Wherever a line holds the word "所属行业", copy that line out.

Task data:
——

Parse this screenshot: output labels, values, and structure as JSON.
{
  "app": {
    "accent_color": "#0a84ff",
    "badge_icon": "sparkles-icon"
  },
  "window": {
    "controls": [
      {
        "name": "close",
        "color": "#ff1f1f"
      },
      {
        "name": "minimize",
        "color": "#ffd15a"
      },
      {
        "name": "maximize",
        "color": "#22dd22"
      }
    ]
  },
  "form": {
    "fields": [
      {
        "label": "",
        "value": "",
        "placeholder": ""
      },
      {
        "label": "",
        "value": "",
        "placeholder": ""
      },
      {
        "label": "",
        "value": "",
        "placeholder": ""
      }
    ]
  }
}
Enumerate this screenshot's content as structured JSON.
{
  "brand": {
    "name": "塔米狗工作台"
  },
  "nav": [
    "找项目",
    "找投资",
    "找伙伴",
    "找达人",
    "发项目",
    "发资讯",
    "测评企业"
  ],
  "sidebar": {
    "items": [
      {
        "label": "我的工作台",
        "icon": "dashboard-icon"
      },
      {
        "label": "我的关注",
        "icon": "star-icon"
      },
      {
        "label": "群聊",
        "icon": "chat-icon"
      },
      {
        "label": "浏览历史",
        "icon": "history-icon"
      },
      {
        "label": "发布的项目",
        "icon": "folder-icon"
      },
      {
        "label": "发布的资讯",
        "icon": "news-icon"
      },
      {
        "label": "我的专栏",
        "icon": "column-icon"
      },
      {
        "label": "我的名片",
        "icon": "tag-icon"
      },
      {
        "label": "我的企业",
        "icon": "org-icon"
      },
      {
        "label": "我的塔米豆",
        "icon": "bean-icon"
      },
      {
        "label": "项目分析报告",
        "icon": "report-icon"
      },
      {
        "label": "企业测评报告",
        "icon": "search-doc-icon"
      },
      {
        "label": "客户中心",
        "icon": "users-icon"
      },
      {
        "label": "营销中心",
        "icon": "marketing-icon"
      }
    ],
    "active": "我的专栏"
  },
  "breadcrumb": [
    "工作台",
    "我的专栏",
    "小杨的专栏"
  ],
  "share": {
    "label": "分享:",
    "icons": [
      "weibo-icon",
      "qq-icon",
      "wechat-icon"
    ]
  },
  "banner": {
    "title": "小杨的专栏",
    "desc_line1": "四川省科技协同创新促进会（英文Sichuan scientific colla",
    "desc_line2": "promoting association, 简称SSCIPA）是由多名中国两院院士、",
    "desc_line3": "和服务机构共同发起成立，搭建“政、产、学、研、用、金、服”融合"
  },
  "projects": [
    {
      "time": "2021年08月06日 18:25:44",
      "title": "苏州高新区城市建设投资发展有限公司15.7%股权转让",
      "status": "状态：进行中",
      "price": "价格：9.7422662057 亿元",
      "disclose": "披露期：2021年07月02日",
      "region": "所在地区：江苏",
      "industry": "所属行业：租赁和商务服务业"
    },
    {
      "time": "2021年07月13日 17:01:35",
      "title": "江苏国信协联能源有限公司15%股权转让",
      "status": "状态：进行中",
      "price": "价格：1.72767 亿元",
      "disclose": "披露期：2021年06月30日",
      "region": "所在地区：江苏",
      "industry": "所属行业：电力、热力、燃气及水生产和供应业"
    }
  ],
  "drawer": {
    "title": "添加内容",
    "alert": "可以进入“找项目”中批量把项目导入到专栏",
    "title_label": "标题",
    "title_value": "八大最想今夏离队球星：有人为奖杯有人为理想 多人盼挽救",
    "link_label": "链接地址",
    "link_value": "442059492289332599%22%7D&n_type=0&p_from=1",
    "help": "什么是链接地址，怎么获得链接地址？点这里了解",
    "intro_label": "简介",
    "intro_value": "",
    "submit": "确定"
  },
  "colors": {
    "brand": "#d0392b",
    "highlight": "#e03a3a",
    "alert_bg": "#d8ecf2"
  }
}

——

Correct answer:
      "industry": "所属行业：租赁和商务服务业"
      "industry": "所属行业：电力、热力、燃气及水生产和供应业"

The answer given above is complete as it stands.